**Task prompt**
Lines holding the string "label" are the ones to copy; find them all in the data.

**Dataset**

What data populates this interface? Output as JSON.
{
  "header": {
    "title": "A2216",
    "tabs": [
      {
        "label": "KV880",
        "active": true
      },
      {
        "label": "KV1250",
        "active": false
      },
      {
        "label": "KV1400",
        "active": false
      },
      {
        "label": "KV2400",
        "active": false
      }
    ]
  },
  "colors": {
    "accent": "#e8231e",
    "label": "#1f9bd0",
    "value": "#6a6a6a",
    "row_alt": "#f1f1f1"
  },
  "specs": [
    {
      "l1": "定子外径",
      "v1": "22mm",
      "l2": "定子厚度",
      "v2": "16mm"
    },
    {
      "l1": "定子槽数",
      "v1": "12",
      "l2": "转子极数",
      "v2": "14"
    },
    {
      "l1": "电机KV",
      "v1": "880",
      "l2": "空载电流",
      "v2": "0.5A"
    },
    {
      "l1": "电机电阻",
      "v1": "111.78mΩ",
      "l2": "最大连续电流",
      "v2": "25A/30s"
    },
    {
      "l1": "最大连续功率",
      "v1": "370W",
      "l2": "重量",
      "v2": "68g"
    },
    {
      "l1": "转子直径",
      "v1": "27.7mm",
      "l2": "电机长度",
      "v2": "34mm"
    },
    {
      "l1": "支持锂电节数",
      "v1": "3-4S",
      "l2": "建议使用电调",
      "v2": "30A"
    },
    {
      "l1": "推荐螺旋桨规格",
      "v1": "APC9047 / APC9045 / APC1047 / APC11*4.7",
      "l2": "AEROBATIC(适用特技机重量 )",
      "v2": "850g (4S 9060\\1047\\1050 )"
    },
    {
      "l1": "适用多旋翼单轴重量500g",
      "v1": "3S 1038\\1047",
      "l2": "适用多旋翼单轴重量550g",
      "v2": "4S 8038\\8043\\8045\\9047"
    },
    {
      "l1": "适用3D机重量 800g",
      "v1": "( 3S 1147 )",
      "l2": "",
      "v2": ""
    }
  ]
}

**Result**
        "label": "KV880",
        "label": "KV1250",
        "label": "KV1400",
        "label": "KV2400",
    "label": "#1f9bd0",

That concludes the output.